[TASK OBJECTIVE]: Can you transcribe the data exactly? Leave the pictures out.

[ENTRIES]:
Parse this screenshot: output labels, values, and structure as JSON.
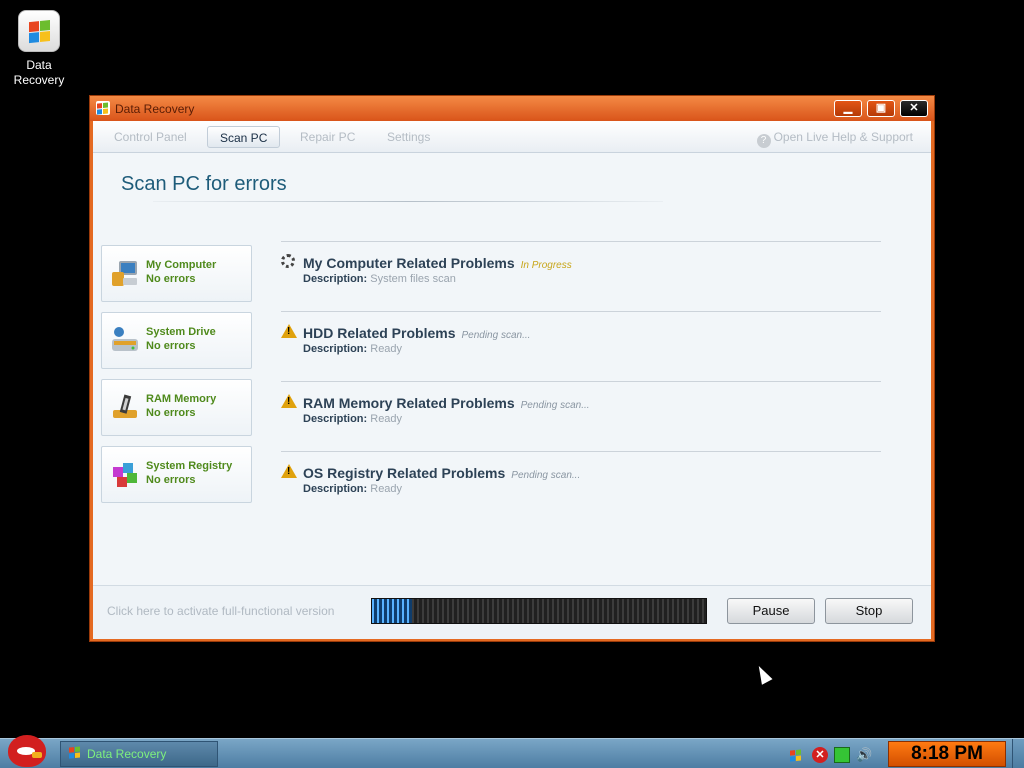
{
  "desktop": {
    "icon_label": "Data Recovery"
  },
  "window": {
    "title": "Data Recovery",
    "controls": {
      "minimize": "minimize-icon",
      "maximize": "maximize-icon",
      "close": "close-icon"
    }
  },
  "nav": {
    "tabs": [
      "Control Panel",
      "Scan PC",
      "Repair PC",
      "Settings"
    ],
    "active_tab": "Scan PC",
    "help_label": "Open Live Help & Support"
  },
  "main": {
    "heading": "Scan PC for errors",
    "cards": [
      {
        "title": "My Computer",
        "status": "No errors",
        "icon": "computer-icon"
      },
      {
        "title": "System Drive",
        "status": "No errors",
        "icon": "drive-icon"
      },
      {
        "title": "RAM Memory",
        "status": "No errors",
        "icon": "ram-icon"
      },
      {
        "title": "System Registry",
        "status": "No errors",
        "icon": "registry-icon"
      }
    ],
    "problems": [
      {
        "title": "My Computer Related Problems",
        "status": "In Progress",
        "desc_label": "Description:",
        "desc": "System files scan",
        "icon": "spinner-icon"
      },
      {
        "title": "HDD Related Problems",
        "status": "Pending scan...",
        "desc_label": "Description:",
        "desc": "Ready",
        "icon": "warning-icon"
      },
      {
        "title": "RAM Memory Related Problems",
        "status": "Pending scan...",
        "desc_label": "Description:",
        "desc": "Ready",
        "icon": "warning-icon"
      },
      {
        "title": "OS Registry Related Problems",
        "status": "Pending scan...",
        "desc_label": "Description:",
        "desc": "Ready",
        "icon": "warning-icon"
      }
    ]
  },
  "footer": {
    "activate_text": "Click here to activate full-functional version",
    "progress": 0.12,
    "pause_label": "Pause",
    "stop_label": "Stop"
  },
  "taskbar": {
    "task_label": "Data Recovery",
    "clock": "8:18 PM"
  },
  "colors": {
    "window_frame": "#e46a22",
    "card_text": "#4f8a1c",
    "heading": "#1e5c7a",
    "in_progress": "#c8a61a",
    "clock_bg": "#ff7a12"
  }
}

[SOLVED EXERCISE]:
Parse this screenshot: output labels, values, and structure as JSON.
{
  "desktop": {
    "icon_label": "Data Recovery"
  },
  "window": {
    "title": "Data Recovery",
    "controls": {
      "minimize": "minimize-icon",
      "maximize": "maximize-icon",
      "close": "close-icon"
    }
  },
  "nav": {
    "tabs": [
      "Control Panel",
      "Scan PC",
      "Repair PC",
      "Settings"
    ],
    "active_tab": "Scan PC",
    "help_label": "Open Live Help & Support"
  },
  "main": {
    "heading": "Scan PC for errors",
    "cards": [
      {
        "title": "My Computer",
        "status": "No errors",
        "icon": "computer-icon"
      },
      {
        "title": "System Drive",
        "status": "No errors",
        "icon": "drive-icon"
      },
      {
        "title": "RAM Memory",
        "status": "No errors",
        "icon": "ram-icon"
      },
      {
        "title": "System Registry",
        "status": "No errors",
        "icon": "registry-icon"
      }
    ],
    "problems": [
      {
        "title": "My Computer Related Problems",
        "status": "In Progress",
        "desc_label": "Description:",
        "desc": "System files scan",
        "icon": "spinner-icon"
      },
      {
        "title": "HDD Related Problems",
        "status": "Pending scan...",
        "desc_label": "Description:",
        "desc": "Ready",
        "icon": "warning-icon"
      },
      {
        "title": "RAM Memory Related Problems",
        "status": "Pending scan...",
        "desc_label": "Description:",
        "desc": "Ready",
        "icon": "warning-icon"
      },
      {
        "title": "OS Registry Related Problems",
        "status": "Pending scan...",
        "desc_label": "Description:",
        "desc": "Ready",
        "icon": "warning-icon"
      }
    ]
  },
  "footer": {
    "activate_text": "Click here to activate full-functional version",
    "progress": 0.12,
    "pause_label": "Pause",
    "stop_label": "Stop"
  },
  "taskbar": {
    "task_label": "Data Recovery",
    "clock": "8:18 PM"
  },
  "colors": {
    "window_frame": "#e46a22",
    "card_text": "#4f8a1c",
    "heading": "#1e5c7a",
    "in_progress": "#c8a61a",
    "clock_bg": "#ff7a12"
  }
}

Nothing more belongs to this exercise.